▸ **What you should do**
Print the data exactly, leaving nothing out.
---------- Exercise input
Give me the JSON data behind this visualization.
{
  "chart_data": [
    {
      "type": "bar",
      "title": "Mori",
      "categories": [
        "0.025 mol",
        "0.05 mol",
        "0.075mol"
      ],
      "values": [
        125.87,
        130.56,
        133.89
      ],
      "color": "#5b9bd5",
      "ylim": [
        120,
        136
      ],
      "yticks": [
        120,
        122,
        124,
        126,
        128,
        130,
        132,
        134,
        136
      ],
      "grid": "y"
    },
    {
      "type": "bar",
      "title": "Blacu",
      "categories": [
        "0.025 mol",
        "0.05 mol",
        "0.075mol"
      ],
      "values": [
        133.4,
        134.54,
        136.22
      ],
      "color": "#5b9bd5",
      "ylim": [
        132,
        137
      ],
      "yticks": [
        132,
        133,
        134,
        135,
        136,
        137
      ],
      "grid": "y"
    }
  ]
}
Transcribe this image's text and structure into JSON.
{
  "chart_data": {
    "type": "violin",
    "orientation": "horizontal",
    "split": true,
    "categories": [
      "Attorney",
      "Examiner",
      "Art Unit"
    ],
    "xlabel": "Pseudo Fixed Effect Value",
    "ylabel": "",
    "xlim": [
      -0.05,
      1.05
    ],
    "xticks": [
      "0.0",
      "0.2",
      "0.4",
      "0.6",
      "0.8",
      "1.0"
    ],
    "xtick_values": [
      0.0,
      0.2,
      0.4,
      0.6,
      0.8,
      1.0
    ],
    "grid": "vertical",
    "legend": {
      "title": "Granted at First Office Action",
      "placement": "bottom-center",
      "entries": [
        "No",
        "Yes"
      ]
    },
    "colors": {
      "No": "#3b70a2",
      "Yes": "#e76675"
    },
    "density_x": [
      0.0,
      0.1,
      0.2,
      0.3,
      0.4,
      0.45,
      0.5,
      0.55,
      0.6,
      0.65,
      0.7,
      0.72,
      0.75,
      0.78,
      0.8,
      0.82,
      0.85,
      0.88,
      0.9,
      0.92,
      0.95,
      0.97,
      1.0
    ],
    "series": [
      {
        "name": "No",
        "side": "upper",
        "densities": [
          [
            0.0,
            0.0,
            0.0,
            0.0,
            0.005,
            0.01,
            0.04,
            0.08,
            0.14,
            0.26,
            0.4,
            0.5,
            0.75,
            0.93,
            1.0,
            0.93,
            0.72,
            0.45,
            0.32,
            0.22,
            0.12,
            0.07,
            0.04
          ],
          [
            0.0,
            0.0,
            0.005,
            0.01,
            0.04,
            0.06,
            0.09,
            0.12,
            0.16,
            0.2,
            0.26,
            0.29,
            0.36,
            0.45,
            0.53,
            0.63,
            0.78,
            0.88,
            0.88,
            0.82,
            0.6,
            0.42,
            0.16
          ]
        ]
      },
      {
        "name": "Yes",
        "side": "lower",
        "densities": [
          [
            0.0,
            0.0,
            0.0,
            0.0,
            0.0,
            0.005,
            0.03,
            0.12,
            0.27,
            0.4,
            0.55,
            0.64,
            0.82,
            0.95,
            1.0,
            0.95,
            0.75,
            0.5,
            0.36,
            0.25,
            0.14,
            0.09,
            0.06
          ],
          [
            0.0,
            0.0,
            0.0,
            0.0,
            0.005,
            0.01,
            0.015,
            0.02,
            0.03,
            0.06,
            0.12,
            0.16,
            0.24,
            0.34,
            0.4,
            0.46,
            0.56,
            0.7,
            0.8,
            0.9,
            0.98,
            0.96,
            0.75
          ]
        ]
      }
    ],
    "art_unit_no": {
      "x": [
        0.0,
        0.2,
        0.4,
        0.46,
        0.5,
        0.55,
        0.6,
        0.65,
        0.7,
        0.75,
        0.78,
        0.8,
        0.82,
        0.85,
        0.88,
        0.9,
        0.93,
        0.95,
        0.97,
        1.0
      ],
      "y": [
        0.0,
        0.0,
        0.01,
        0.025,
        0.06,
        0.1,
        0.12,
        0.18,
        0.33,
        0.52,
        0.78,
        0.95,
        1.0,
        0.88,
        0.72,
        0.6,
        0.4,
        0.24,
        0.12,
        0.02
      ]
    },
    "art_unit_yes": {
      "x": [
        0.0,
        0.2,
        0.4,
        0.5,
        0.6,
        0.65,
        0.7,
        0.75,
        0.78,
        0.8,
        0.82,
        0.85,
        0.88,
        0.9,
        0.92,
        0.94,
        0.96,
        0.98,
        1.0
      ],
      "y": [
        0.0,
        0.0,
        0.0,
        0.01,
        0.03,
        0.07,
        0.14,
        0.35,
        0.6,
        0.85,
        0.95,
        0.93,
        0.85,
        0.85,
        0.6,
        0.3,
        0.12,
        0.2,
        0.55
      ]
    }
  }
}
--------------------
▸ **Full answer**
Give me the JSON data behind this visualization.
{
  "chart_data": [
    {
      "type": "bar",
      "title": "Mori",
      "categories": [
        "0.025 mol",
        "0.05 mol",
        "0.075mol"
      ],
      "values": [
        125.87,
        130.56,
        133.89
      ],
      "color": "#5b9bd5",
      "ylim": [
        120,
        136
      ],
      "yticks": [
        120,
        122,
        124,
        126,
        128,
        130,
        132,
        134,
        136
      ],
      "grid": "y"
    },
    {
      "type": "bar",
      "title": "Blacu",
      "categories": [
        "0.025 mol",
        "0.05 mol",
        "0.075mol"
      ],
      "values": [
        133.4,
        134.54,
        136.22
      ],
      "color": "#5b9bd5",
      "ylim": [
        132,
        137
      ],
      "yticks": [
        132,
        133,
        134,
        135,
        136,
        137
      ],
      "grid": "y"
    }
  ]
}
Transcribe this image's text and structure into JSON.
{
  "chart_data": {
    "type": "violin",
    "orientation": "horizontal",
    "split": true,
    "categories": [
      "Attorney",
      "Examiner",
      "Art Unit"
    ],
    "xlabel": "Pseudo Fixed Effect Value",
    "ylabel": "",
    "xlim": [
      -0.05,
      1.05
    ],
    "xticks": [
      "0.0",
      "0.2",
      "0.4",
      "0.6",
      "0.8",
      "1.0"
    ],
    "xtick_values": [
      0.0,
      0.2,
      0.4,
      0.6,
      0.8,
      1.0
    ],
    "grid": "vertical",
    "legend": {
      "title": "Granted at First Office Action",
      "placement": "bottom-center",
      "entries": [
        "No",
        "Yes"
      ]
    },
    "colors": {
      "No": "#3b70a2",
      "Yes": "#e76675"
    },
    "density_x": [
      0.0,
      0.1,
      0.2,
      0.3,
      0.4,
      0.45,
      0.5,
      0.55,
      0.6,
      0.65,
      0.7,
      0.72,
      0.75,
      0.78,
      0.8,
      0.82,
      0.85,
      0.88,
      0.9,
      0.92,
      0.95,
      0.97,
      1.0
    ],
    "series": [
      {
        "name": "No",
        "side": "upper",
        "densities": [
          [
            0.0,
            0.0,
            0.0,
            0.0,
            0.005,
            0.01,
            0.04,
            0.08,
            0.14,
            0.26,
            0.4,
            0.5,
            0.75,
            0.93,
            1.0,
            0.93,
            0.72,
            0.45,
            0.32,
            0.22,
            0.12,
            0.07,
            0.04
          ],
          [
            0.0,
            0.0,
            0.005,
            0.01,
            0.04,
            0.06,
            0.09,
            0.12,
            0.16,
            0.2,
            0.26,
            0.29,
            0.36,
            0.45,
            0.53,
            0.63,
            0.78,
            0.88,
            0.88,
            0.82,
            0.6,
            0.42,
            0.16
          ]
        ]
      },
      {
        "name": "Yes",
        "side": "lower",
        "densities": [
          [
            0.0,
            0.0,
            0.0,
            0.0,
            0.0,
            0.005,
            0.03,
            0.12,
            0.27,
            0.4,
            0.55,
            0.64,
            0.82,
            0.95,
            1.0,
            0.95,
            0.75,
            0.5,
            0.36,
            0.25,
            0.14,
            0.09,
            0.06
          ],
          [
            0.0,
            0.0,
            0.0,
            0.0,
            0.005,
            0.01,
            0.015,
            0.02,
            0.03,
            0.06,
            0.12,
            0.16,
            0.24,
            0.34,
            0.4,
            0.46,
            0.56,
            0.7,
            0.8,
            0.9,
            0.98,
            0.96,
            0.75
          ]
        ]
      }
    ],
    "art_unit_no": {
      "x": [
        0.0,
        0.2,
        0.4,
        0.46,
        0.5,
        0.55,
        0.6,
        0.65,
        0.7,
        0.75,
        0.78,
        0.8,
        0.82,
        0.85,
        0.88,
        0.9,
        0.93,
        0.95,
        0.97,
        1.0
      ],
      "y": [
        0.0,
        0.0,
        0.01,
        0.025,
        0.06,
        0.1,
        0.12,
        0.18,
        0.33,
        0.52,
        0.78,
        0.95,
        1.0,
        0.88,
        0.72,
        0.6,
        0.4,
        0.24,
        0.12,
        0.02
      ]
    },
    "art_unit_yes": {
      "x": [
        0.0,
        0.2,
        0.4,
        0.5,
        0.6,
        0.65,
        0.7,
        0.75,
        0.78,
        0.8,
        0.82,
        0.85,
        0.88,
        0.9,
        0.92,
        0.94,
        0.96,
        0.98,
        1.0
      ],
      "y": [
        0.0,
        0.0,
        0.0,
        0.01,
        0.03,
        0.07,
        0.14,
        0.35,
        0.6,
        0.85,
        0.95,
        0.93,
        0.85,
        0.85,
        0.6,
        0.3,
        0.12,
        0.2,
        0.55
      ]
    }
  }
}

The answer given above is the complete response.